[PROBLEM TO SOLVE]:
Could every line of the data be printed exactly as it reads?

[TASK MATERIAL]:

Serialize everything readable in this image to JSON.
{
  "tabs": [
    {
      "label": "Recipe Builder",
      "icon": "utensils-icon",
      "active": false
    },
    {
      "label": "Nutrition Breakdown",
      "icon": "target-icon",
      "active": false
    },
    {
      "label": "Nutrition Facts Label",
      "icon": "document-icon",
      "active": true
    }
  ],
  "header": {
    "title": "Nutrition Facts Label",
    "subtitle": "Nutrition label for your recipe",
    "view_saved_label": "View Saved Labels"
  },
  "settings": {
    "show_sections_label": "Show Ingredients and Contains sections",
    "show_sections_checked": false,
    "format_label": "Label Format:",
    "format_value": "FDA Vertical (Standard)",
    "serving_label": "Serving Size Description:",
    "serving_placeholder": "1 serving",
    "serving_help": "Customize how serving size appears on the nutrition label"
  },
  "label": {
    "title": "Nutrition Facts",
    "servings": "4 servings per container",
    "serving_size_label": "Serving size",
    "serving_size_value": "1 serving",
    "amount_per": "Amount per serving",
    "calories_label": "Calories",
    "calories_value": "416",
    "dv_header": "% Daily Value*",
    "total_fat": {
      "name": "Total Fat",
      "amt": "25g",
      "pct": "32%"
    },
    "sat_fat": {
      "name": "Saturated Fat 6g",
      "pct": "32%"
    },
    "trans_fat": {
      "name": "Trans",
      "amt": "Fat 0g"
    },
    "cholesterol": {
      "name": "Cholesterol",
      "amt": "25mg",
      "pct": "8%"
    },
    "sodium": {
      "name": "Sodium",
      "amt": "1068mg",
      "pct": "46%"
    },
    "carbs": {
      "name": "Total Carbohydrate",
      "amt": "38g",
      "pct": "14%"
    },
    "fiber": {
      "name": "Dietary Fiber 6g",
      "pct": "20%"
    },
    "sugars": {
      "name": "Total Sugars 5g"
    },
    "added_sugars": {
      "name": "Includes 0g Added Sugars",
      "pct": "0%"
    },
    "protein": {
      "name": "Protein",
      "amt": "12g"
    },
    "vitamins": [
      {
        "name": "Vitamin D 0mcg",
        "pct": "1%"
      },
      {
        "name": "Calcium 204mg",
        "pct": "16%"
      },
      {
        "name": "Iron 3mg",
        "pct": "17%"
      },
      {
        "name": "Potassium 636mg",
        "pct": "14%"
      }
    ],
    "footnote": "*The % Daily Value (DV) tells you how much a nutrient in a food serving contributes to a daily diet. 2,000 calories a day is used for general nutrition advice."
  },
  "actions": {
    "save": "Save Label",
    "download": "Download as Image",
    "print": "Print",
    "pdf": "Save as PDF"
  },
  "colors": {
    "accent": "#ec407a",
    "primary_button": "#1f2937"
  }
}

[SOLUTION TO THE EXERCISE]:
Serialize everything readable in this image to JSON.
{
  "tabs": [
    {
      "label": "Recipe Builder",
      "icon": "utensils-icon",
      "active": false
    },
    {
      "label": "Nutrition Breakdown",
      "icon": "target-icon",
      "active": false
    },
    {
      "label": "Nutrition Facts Label",
      "icon": "document-icon",
      "active": true
    }
  ],
  "header": {
    "title": "Nutrition Facts Label",
    "subtitle": "Nutrition label for your recipe",
    "view_saved_label": "View Saved Labels"
  },
  "settings": {
    "show_sections_label": "Show Ingredients and Contains sections",
    "show_sections_checked": false,
    "format_label": "Label Format:",
    "format_value": "FDA Vertical (Standard)",
    "serving_label": "Serving Size Description:",
    "serving_placeholder": "1 serving",
    "serving_help": "Customize how serving size appears on the nutrition label"
  },
  "label": {
    "title": "Nutrition Facts",
    "servings": "4 servings per container",
    "serving_size_label": "Serving size",
    "serving_size_value": "1 serving",
    "amount_per": "Amount per serving",
    "calories_label": "Calories",
    "calories_value": "416",
    "dv_header": "% Daily Value*",
    "total_fat": {
      "name": "Total Fat",
      "amt": "25g",
      "pct": "32%"
    },
    "sat_fat": {
      "name": "Saturated Fat 6g",
      "pct": "32%"
    },
    "trans_fat": {
      "name": "Trans",
      "amt": "Fat 0g"
    },
    "cholesterol": {
      "name": "Cholesterol",
      "amt": "25mg",
      "pct": "8%"
    },
    "sodium": {
      "name": "Sodium",
      "amt": "1068mg",
      "pct": "46%"
    },
    "carbs": {
      "name": "Total Carbohydrate",
      "amt": "38g",
      "pct": "14%"
    },
    "fiber": {
      "name": "Dietary Fiber 6g",
      "pct": "20%"
    },
    "sugars": {
      "name": "Total Sugars 5g"
    },
    "added_sugars": {
      "name": "Includes 0g Added Sugars",
      "pct": "0%"
    },
    "protein": {
      "name": "Protein",
      "amt": "12g"
    },
    "vitamins": [
      {
        "name": "Vitamin D 0mcg",
        "pct": "1%"
      },
      {
        "name": "Calcium 204mg",
        "pct": "16%"
      },
      {
        "name": "Iron 3mg",
        "pct": "17%"
      },
      {
        "name": "Potassium 636mg",
        "pct": "14%"
      }
    ],
    "footnote": "*The % Daily Value (DV) tells you how much a nutrient in a food serving contributes to a daily diet. 2,000 calories a day is used for general nutrition advice."
  },
  "actions": {
    "save": "Save Label",
    "download": "Download as Image",
    "print": "Print",
    "pdf": "Save as PDF"
  },
  "colors": {
    "accent": "#ec407a",
    "primary_button": "#1f2937"
  }
}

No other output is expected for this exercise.